— START OF Provided material —
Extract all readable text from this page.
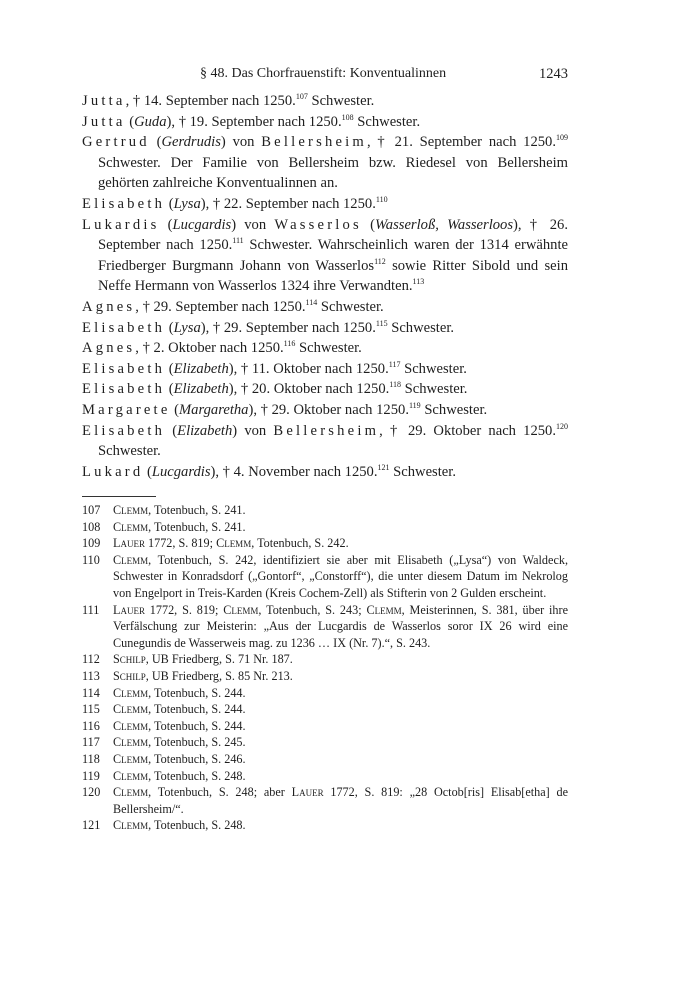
§ 48. Das Chorfrauenstift: Konventualinnen	1243
Jutta, † 14. September nach 1250.$^{107}$ Schwester.
Jutta (Guda), † 19. September nach 1250.$^{108}$ Schwester.
Gertrud (Gerdrudis) von Bellersheim, † 21. September nach 1250.$^{109}$ Schwester. Der Familie von Bellersheim bzw. Riedesel von Bellersheim gehörten zahlreiche Konventualinnen an.
Elisabeth (Lysa), † 22. September nach 1250.$^{110}$
Lukardis (Lucgardis) von Wasserlos (Wasserloß, Wasserloos), † 26. September nach 1250.$^{111}$ Schwester. Wahrscheinlich waren der 1314 erwähnte Friedberger Burgmann Johann von Wasserlos$^{112}$ sowie Ritter Sibold und sein Neffe Hermann von Wasserlos 1324 ihre Verwandten.$^{113}$
Agnes, † 29. September nach 1250.$^{114}$ Schwester.
Elisabeth (Lysa), † 29. September nach 1250.$^{115}$ Schwester.
Agnes, † 2. Oktober nach 1250.$^{116}$ Schwester.
Elisabeth (Elizabeth), † 11. Oktober nach 1250.$^{117}$ Schwester.
Elisabeth (Elizabeth), † 20. Oktober nach 1250.$^{118}$ Schwester.
Margarete (Margaretha), † 29. Oktober nach 1250.$^{119}$ Schwester.
Elisabeth (Elizabeth) von Bellersheim, † 29. Oktober nach 1250.$^{120}$ Schwester.
Lukard (Lucgardis), † 4. November nach 1250.$^{121}$ Schwester.
107 Clemm, Totenbuch, S. 241.
108 Clemm, Totenbuch, S. 241.
109 Lauer 1772, S. 819; Clemm, Totenbuch, S. 242.
110 Clemm, Totenbuch, S. 242, identifiziert sie aber mit Elisabeth („Lysa“) von Waldeck, Schwester in Konradsdorf („Gontorf“, „Constorff“), die unter diesem Datum im Nekrolog von Engelport in Treis-Karden (Kreis Cochem-Zell) als Stifterin von 2 Gulden erscheint.
111 Lauer 1772, S. 819; Clemm, Totenbuch, S. 243; Clemm, Meisterinnen, S. 381, über ihre Verfälschung zur Meisterin: „Aus der Lucgardis de Wasserlos soror IX 26 wird eine Cunegundis de Wasserweis mag. zu 1236 … IX (Nr. 7).“, S. 243.
112 Schilp, UB Friedberg, S. 71 Nr. 187.
113 Schilp, UB Friedberg, S. 85 Nr. 213.
114 Clemm, Totenbuch, S. 244.
115 Clemm, Totenbuch, S. 244.
116 Clemm, Totenbuch, S. 244.
117 Clemm, Totenbuch, S. 245.
118 Clemm, Totenbuch, S. 246.
119 Clemm, Totenbuch, S. 248.
120 Clemm, Totenbuch, S. 248; aber Lauer 1772, S. 819: „28 Octob[ris] Elisab[etha] de Bellersheim/“.
121 Clemm, Totenbuch, S. 248.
— END OF Provided material —
Aim: Collect, from the material above, every line containing the word "Wasserlos".

Task output:
Lukardis (Lucgardis) von Wasserlos (Wasserloß, Wasserloos), † 26. September nach 1250.$^{111}$ Schwester. Wahrscheinlich waren der 1314 erwähnte Friedberger Burgmann Johann von Wasserlos$^{112}$ sowie Ritter Sibold und sein Neffe Hermann von Wasserlos 1324 ihre Verwandten.$^{113}$
111 Lauer 1772, S. 819; Clemm, Totenbuch, S. 243; Clemm, Meisterinnen, S. 381, über ihre Verfälschung zur Meisterin: „Aus der Lucgardis de Wasserlos soror IX 26 wird eine Cunegundis de Wasserweis mag. zu 1236 … IX (Nr. 7).“, S. 243.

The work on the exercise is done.